■ REQUIREMENT
Review the material line by line. Identify and copy every line that contains the string "section".

[Lines of data]
*****
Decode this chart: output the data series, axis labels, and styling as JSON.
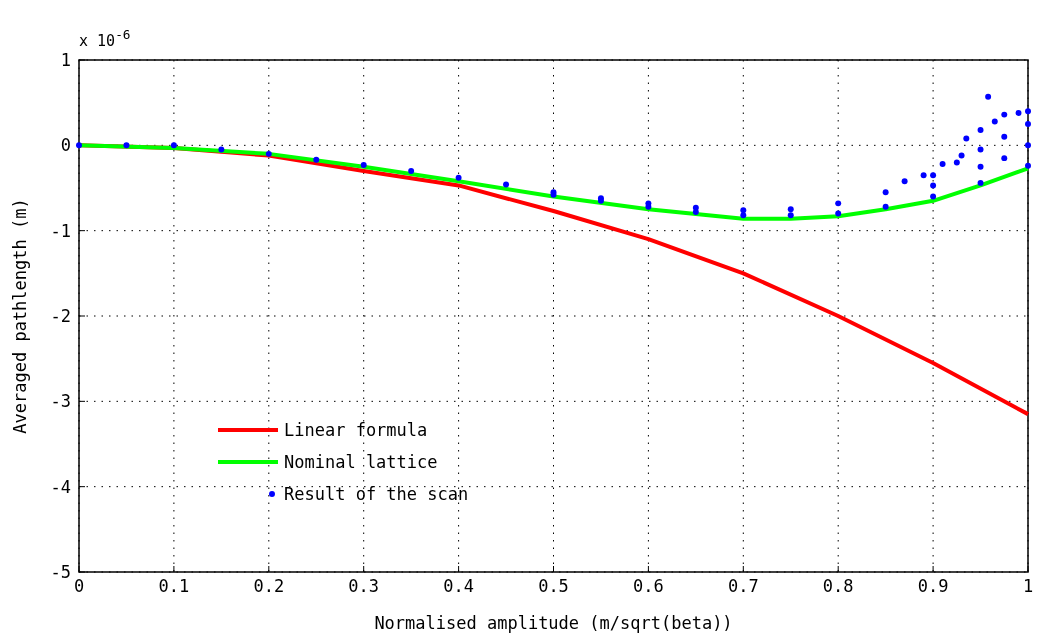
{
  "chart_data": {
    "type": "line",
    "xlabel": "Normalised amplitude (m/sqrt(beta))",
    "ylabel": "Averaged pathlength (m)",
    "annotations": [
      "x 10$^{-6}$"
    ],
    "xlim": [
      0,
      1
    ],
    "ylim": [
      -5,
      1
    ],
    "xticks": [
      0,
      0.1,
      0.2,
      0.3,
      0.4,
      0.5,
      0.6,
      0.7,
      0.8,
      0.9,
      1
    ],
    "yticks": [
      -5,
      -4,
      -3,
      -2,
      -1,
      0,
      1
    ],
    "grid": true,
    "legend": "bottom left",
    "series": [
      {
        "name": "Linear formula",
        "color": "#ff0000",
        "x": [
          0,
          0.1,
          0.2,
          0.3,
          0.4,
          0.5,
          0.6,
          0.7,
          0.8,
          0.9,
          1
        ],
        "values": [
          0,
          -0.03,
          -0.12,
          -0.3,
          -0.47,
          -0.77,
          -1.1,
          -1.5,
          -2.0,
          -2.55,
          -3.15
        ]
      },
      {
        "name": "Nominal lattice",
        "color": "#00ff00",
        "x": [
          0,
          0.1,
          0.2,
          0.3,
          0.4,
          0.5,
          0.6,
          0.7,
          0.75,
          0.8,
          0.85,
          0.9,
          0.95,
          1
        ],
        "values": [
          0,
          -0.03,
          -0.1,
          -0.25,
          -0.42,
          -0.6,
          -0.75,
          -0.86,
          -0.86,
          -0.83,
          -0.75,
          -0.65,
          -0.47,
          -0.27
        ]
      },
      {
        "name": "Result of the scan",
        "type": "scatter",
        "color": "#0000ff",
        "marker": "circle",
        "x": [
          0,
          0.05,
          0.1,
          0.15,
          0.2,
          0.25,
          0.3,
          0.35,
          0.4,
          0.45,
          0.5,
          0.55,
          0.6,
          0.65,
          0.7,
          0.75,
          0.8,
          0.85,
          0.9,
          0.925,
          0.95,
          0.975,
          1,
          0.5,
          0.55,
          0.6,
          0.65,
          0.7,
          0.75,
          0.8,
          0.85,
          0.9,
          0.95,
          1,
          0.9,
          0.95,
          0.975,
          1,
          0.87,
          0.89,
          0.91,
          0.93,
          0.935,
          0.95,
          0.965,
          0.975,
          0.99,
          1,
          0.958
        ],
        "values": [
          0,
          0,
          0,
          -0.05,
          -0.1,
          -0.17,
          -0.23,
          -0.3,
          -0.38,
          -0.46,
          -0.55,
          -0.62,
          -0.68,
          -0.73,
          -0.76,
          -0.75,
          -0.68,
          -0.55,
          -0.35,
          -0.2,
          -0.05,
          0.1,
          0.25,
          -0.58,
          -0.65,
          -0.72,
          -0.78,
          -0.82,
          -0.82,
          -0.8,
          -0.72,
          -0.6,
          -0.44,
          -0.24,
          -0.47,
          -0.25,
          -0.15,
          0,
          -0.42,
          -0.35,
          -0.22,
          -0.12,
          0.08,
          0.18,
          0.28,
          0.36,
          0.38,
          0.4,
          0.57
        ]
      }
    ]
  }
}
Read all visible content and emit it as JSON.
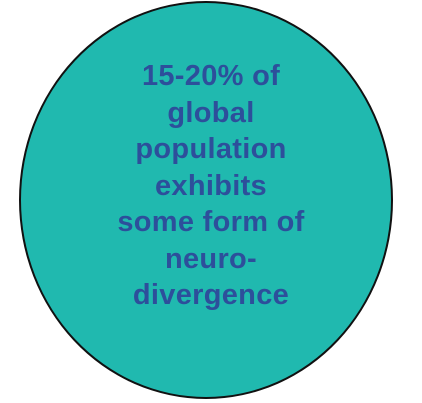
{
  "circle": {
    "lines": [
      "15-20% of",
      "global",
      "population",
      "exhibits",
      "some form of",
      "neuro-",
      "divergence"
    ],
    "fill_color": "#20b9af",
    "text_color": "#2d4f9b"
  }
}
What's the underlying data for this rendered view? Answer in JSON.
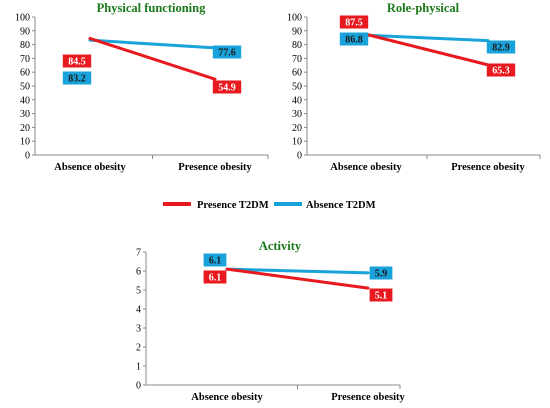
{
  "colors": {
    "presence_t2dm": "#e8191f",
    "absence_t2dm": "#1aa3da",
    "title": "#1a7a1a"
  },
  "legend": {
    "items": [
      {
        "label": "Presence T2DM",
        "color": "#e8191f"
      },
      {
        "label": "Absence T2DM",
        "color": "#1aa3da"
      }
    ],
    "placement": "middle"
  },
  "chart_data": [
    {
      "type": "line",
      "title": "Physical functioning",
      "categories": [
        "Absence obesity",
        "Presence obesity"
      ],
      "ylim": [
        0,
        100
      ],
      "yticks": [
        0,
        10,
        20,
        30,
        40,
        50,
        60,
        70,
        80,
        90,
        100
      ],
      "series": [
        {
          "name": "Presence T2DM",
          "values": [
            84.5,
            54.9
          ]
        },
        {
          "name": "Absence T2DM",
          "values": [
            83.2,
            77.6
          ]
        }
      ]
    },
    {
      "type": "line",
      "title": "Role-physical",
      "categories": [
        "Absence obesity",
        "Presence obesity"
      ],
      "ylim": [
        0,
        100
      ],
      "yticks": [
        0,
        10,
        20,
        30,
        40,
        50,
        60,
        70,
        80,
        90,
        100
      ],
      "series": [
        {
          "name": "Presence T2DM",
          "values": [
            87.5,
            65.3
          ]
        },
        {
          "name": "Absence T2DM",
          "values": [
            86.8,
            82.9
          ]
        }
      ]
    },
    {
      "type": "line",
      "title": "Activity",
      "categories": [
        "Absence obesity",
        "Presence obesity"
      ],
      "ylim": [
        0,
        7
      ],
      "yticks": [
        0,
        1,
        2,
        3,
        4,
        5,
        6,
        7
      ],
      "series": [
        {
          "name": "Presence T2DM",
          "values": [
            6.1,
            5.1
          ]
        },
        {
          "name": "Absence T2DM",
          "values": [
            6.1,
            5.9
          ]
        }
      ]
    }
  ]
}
*****
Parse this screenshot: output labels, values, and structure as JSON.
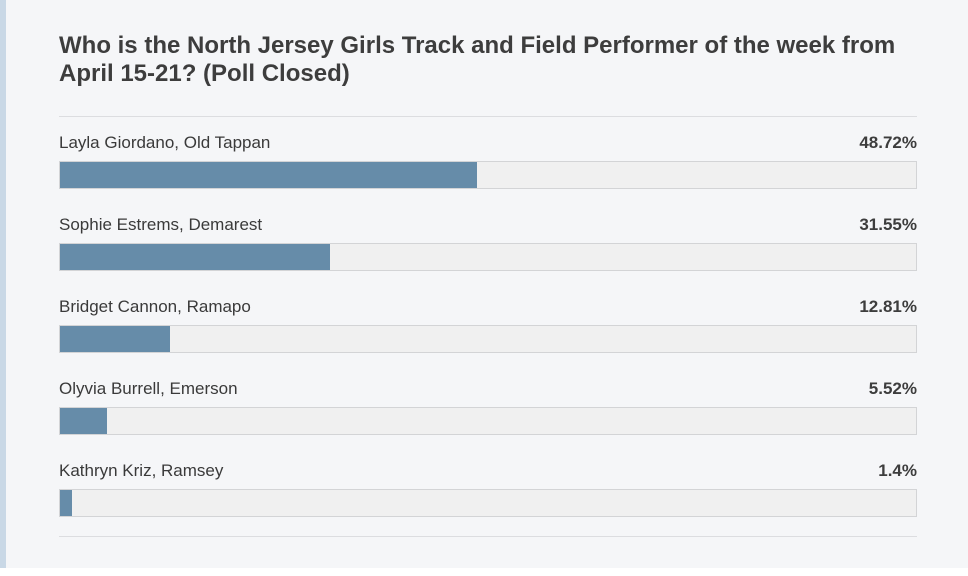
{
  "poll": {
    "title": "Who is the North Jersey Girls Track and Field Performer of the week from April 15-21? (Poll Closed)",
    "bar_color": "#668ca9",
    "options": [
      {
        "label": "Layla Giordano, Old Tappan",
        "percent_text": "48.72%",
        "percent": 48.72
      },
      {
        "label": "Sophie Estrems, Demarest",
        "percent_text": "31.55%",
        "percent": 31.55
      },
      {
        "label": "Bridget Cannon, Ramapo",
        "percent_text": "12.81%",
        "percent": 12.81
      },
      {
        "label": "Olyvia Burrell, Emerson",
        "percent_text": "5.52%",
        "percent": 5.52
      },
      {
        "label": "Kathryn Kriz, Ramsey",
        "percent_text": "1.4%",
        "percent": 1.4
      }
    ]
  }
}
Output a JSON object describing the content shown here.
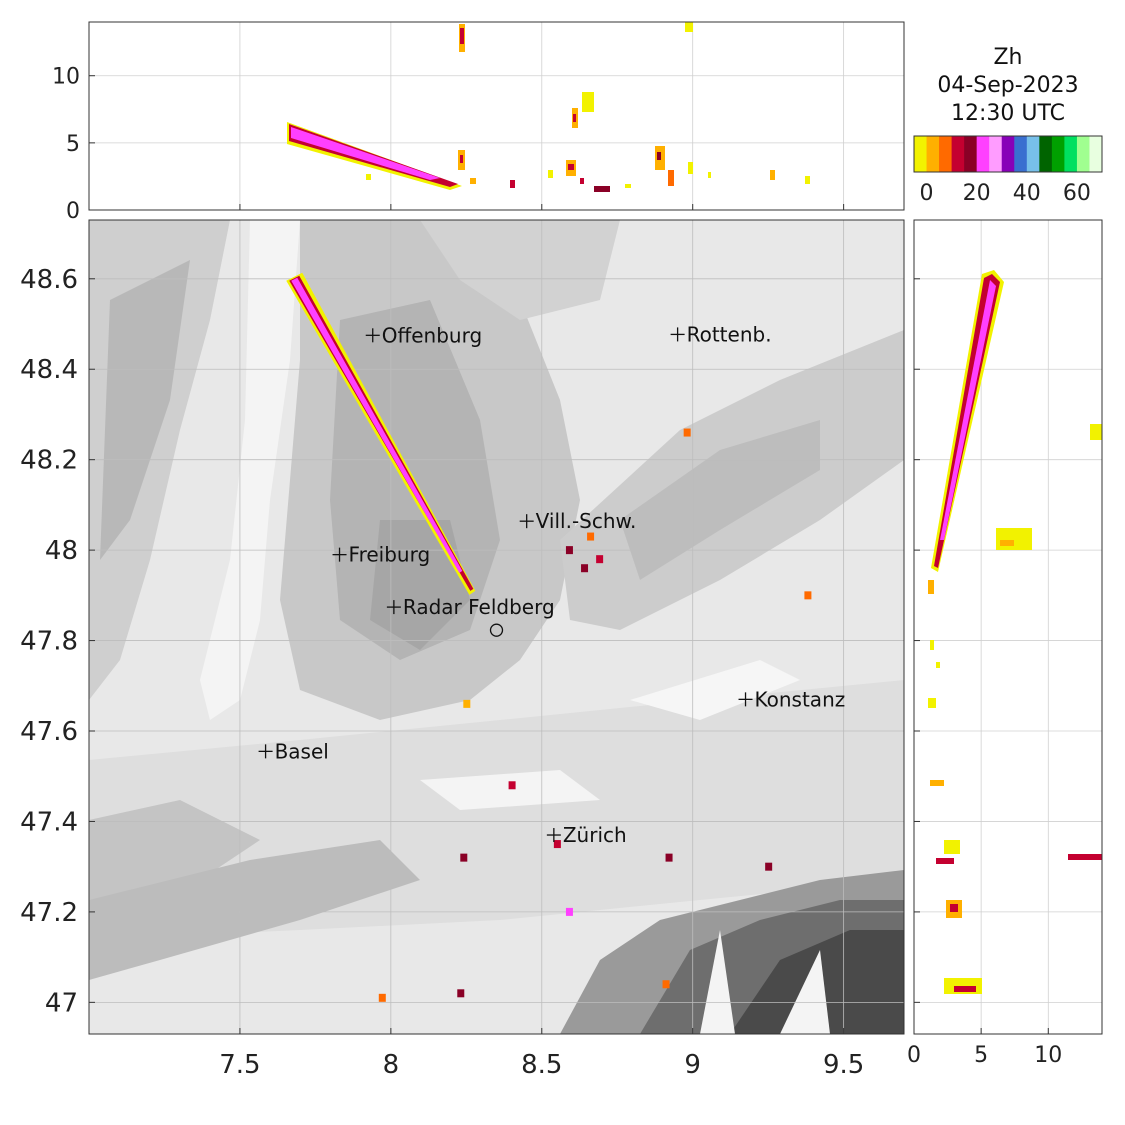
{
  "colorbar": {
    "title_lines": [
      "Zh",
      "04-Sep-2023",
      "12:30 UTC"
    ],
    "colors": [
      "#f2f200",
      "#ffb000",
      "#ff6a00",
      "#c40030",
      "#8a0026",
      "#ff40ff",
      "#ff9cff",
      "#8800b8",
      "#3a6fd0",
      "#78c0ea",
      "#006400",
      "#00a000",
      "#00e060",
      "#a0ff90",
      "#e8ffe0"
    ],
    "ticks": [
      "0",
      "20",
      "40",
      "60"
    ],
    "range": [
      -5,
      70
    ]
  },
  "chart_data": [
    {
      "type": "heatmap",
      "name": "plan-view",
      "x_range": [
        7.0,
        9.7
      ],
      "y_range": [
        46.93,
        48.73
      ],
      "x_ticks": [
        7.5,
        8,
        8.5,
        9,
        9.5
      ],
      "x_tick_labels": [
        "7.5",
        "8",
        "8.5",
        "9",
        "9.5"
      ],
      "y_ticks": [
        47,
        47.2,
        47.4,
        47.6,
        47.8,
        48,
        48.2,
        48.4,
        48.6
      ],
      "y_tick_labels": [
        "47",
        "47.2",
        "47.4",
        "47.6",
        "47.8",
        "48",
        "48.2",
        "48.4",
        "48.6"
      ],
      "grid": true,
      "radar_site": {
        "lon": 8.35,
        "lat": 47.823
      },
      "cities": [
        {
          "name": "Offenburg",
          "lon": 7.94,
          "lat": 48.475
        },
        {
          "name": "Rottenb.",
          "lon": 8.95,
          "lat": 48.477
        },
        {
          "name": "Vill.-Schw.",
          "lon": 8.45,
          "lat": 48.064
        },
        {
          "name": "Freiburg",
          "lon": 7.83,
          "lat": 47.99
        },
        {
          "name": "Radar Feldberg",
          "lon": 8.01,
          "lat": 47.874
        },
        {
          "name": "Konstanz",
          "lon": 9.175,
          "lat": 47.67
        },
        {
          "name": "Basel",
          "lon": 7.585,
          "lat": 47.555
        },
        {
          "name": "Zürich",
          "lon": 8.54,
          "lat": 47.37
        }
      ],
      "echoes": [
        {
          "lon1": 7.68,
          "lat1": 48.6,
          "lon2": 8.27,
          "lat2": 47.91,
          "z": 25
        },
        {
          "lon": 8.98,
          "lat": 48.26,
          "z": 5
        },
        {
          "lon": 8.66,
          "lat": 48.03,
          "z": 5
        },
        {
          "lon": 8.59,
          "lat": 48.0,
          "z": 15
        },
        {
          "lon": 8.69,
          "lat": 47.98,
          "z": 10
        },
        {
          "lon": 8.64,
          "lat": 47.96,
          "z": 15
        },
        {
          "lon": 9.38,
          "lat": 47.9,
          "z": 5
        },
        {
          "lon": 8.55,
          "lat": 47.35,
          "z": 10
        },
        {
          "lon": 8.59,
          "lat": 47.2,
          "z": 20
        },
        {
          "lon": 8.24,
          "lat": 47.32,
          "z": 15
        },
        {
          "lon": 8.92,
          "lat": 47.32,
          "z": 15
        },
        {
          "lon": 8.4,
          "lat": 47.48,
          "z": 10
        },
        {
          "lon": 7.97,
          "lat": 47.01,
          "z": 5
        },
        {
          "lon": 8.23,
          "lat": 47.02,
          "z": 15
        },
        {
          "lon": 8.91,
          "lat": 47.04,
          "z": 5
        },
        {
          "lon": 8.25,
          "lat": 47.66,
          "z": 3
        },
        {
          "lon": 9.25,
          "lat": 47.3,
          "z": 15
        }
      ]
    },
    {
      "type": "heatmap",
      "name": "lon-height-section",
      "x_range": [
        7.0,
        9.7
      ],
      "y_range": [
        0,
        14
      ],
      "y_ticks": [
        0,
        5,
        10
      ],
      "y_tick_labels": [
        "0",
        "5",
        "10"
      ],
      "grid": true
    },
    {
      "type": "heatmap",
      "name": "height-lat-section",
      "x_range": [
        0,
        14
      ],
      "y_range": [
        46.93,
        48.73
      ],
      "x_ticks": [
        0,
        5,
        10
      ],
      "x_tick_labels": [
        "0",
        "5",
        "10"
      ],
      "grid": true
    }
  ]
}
*****
■ COMPLETED TASK
      "name": "lon-height-section",
      "name": "height-lat-section",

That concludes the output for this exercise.